» **Dataset content**:
----
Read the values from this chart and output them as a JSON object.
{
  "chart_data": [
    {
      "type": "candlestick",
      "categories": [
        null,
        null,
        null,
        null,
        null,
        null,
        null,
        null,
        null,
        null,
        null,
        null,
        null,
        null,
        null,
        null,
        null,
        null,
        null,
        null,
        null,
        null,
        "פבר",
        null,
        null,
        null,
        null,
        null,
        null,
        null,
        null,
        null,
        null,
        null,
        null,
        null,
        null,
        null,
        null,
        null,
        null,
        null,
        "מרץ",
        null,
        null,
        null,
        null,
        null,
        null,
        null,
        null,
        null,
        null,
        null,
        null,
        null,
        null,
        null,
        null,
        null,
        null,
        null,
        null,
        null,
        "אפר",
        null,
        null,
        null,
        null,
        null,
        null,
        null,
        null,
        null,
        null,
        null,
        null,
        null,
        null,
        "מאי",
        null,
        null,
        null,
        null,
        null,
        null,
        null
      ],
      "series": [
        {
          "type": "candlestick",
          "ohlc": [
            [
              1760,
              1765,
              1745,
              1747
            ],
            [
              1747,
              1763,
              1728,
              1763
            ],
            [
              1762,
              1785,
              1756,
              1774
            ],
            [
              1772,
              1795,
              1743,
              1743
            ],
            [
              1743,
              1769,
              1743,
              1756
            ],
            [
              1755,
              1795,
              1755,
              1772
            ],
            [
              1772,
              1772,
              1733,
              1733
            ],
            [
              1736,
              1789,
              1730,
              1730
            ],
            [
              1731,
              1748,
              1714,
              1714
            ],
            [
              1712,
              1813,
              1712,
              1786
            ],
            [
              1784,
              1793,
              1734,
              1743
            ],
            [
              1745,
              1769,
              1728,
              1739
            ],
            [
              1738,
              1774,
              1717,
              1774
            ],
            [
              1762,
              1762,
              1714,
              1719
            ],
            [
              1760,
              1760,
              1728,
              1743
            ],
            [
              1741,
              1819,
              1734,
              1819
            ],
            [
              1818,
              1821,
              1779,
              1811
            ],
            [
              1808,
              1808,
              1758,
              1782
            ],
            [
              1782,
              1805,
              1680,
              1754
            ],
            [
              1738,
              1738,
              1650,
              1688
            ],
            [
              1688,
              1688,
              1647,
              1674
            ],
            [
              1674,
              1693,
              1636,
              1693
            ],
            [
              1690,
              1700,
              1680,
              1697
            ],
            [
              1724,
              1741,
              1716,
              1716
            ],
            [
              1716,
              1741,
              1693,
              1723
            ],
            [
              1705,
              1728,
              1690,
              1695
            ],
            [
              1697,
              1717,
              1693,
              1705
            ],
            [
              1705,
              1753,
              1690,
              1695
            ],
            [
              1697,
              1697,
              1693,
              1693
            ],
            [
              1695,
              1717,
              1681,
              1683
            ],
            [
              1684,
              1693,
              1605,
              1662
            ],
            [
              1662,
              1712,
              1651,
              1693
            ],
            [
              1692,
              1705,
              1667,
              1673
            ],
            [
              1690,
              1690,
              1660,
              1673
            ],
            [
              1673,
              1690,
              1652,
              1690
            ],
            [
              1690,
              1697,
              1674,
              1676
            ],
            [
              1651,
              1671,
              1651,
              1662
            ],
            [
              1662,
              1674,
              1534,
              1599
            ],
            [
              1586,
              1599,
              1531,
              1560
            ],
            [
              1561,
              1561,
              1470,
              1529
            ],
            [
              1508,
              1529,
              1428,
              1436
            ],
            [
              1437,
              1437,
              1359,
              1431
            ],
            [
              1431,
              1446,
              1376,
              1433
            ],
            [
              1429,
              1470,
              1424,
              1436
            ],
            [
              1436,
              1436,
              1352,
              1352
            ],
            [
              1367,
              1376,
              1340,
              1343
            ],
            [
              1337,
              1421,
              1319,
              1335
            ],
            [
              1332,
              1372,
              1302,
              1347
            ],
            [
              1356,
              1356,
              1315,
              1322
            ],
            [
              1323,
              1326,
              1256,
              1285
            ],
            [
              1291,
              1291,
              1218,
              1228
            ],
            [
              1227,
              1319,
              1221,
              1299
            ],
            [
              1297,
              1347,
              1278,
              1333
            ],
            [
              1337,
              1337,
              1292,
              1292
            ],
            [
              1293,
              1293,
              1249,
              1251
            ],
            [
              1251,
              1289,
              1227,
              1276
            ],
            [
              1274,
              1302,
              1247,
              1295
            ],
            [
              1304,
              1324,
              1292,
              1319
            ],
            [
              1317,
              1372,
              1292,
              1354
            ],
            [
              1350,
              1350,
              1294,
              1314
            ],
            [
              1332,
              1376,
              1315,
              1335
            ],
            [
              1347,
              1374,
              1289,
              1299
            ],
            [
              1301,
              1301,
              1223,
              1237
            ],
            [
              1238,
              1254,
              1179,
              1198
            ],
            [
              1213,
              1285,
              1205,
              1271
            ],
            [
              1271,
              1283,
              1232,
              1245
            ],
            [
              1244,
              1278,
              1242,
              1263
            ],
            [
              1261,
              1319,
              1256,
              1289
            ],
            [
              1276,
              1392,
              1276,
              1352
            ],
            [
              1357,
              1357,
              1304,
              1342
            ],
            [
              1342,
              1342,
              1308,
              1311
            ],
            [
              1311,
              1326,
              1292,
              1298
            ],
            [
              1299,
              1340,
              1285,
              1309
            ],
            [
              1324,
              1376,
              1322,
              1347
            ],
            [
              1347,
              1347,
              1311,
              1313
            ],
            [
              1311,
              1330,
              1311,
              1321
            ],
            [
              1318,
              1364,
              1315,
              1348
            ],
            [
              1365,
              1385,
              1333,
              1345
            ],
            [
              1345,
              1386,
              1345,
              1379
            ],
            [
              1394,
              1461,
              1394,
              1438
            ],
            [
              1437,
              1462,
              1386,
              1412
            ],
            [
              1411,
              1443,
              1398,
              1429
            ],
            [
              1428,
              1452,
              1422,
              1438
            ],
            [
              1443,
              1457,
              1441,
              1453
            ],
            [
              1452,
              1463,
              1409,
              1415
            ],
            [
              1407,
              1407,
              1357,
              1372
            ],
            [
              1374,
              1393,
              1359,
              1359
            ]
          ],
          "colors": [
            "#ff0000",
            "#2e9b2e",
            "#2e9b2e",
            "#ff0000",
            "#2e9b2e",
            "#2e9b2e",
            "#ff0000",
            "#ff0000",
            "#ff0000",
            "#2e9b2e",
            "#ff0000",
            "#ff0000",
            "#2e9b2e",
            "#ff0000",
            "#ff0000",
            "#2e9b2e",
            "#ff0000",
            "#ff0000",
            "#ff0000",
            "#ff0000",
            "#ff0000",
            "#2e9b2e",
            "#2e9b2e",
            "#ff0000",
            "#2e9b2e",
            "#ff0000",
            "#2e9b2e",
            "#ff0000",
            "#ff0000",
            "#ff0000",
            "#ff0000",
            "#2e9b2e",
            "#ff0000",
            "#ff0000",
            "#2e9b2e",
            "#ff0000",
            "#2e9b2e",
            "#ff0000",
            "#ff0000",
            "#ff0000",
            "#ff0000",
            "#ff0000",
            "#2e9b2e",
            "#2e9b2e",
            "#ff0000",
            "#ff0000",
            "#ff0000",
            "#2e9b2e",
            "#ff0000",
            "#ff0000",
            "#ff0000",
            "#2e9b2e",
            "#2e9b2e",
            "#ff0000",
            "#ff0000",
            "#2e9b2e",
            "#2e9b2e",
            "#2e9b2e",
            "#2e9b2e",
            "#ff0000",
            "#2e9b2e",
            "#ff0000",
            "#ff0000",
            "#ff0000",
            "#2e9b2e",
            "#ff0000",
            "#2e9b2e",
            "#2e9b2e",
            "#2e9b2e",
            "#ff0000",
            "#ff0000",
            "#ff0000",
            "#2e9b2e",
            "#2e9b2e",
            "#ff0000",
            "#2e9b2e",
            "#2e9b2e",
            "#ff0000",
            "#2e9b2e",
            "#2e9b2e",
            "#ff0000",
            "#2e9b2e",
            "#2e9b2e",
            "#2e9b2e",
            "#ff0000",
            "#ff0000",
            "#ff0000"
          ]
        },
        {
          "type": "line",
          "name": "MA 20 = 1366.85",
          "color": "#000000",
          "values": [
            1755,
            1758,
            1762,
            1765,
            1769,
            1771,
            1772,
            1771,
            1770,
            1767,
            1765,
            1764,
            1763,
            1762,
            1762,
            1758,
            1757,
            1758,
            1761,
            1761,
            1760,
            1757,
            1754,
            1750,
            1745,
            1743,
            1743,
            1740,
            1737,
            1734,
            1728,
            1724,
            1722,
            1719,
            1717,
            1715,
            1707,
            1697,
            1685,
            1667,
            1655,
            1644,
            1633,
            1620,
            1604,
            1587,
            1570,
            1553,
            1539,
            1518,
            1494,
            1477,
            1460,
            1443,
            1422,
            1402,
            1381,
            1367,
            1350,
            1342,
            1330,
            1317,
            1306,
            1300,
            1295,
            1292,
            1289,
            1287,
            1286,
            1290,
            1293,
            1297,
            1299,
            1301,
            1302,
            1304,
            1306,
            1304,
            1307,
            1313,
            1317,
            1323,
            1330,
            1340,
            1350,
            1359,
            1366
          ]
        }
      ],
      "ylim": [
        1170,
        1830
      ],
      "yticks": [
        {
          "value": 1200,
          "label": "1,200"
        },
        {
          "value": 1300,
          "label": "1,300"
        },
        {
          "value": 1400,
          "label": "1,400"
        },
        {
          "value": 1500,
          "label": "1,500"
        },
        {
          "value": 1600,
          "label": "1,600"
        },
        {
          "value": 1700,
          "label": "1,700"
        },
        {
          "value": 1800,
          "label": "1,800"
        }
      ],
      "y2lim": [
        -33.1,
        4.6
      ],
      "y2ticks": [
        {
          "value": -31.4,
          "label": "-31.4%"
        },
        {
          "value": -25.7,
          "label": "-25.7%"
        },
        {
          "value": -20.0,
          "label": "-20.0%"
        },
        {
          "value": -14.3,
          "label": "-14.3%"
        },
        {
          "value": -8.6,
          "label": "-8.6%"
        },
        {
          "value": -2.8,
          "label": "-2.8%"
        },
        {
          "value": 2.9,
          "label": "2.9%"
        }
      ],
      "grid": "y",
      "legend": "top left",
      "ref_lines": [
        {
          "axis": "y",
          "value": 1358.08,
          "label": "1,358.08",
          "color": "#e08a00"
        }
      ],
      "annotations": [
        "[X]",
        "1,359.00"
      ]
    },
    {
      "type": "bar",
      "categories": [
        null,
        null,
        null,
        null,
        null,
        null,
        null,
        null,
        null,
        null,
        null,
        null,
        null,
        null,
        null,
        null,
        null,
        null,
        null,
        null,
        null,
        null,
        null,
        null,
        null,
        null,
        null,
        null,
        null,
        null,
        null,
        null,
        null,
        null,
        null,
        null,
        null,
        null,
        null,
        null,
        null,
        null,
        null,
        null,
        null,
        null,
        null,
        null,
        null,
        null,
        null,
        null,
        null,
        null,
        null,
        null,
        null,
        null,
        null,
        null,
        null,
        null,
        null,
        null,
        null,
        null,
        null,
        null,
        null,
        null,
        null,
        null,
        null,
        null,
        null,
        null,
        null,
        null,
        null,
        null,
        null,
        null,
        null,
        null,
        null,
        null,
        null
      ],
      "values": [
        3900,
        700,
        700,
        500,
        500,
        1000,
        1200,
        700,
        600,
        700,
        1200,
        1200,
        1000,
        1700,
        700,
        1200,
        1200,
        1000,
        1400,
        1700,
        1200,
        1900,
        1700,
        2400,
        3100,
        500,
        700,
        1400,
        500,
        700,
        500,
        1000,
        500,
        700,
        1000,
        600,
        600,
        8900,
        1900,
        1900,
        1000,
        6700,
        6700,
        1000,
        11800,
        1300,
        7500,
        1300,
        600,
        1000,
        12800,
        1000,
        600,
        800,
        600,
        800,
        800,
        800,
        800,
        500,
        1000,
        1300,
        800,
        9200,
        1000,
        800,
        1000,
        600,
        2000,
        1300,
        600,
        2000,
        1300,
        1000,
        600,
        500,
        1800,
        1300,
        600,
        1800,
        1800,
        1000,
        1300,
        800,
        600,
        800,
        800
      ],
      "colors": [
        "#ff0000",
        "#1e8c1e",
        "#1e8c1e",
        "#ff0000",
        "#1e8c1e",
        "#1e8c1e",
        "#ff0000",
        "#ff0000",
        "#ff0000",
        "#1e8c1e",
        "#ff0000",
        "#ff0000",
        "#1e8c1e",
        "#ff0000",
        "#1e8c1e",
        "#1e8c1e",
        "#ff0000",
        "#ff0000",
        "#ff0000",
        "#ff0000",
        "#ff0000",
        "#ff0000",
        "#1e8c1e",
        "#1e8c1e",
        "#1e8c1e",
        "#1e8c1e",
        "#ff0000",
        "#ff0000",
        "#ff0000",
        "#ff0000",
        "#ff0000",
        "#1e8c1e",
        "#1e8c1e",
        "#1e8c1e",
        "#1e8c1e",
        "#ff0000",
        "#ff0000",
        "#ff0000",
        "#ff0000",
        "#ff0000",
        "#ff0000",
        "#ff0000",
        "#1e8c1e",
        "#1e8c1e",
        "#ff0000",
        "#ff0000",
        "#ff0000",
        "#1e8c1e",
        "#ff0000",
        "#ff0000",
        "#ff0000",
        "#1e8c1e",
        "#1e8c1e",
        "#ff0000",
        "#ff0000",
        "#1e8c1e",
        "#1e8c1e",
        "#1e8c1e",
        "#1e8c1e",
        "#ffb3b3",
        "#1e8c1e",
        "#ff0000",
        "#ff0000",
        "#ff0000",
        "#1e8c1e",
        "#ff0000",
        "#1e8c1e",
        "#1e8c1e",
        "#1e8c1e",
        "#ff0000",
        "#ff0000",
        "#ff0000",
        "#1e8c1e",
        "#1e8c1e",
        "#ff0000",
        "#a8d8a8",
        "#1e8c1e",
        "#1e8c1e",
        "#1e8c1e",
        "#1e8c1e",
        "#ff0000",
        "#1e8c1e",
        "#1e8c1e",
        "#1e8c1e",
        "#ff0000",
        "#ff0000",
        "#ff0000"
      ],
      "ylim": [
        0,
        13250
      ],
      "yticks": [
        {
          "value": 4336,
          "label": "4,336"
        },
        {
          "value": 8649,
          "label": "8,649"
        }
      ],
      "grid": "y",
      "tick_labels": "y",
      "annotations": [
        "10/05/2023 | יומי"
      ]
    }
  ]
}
----
Display every line of the listing that contains the string "values".

» **Correct answer**:
Read the values from this chart and output them as a JSON object.
          "values": [
      "values": [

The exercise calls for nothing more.